[Instrucciones]
Edite las líneas comprendidas entre la que contiene "signup-link[interactable]: Sign Up" y la que contiene "ribbon-decoration-icon [0,7,129,119]", ambas incluidas, sustituyendo "SIGN IN" por "LOG IN" sin alterar nada más. Devuelva únicamente esas líneas.

[Datos para procesar]
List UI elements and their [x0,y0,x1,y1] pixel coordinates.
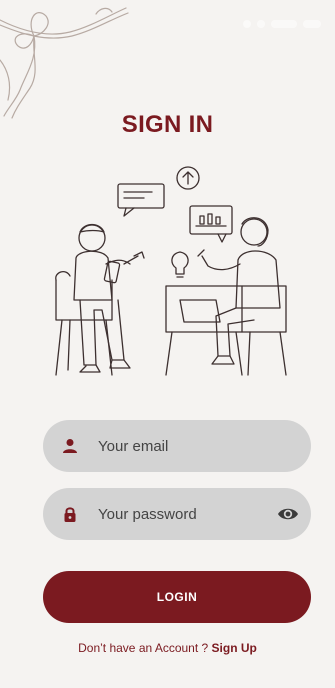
signup-link[interactable]: Sign Up [212,641,257,655]
status-wifi-icon [257,20,265,28]
login-button[interactable]: LOGIN [43,571,311,623]
status-signal-icon [243,20,251,28]
page-title: SIGN IN [121,111,214,138]
conversation-illustration [55,166,287,376]
password-field[interactable] [43,488,311,540]
ribbon-decoration-icon [0,7,129,119]
lock-icon [64,507,76,522]
eye-icon[interactable] [277,504,299,524]
signup-prompt-text: Don’t have an Account ? [78,641,209,655]
signup-prompt-row: Don’t have an Account ? Sign Up [0,641,335,655]
email-field[interactable] [43,420,311,472]
status-time-placeholder [271,20,297,28]
person-icon [63,439,77,453]
email-input[interactable] [98,437,268,455]
password-input[interactable] [98,505,268,523]
status-battery-icon [303,20,321,28]
status-bar [243,20,321,32]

[Solución desarrollada]
signup-link[interactable]: Sign Up [212,641,257,655]
status-wifi-icon [257,20,265,28]
login-button[interactable]: LOGIN [43,571,311,623]
status-signal-icon [243,20,251,28]
page-title: LOG IN [121,111,214,138]
conversation-illustration [55,166,287,376]
password-field[interactable] [43,488,311,540]
ribbon-decoration-icon [0,7,129,119]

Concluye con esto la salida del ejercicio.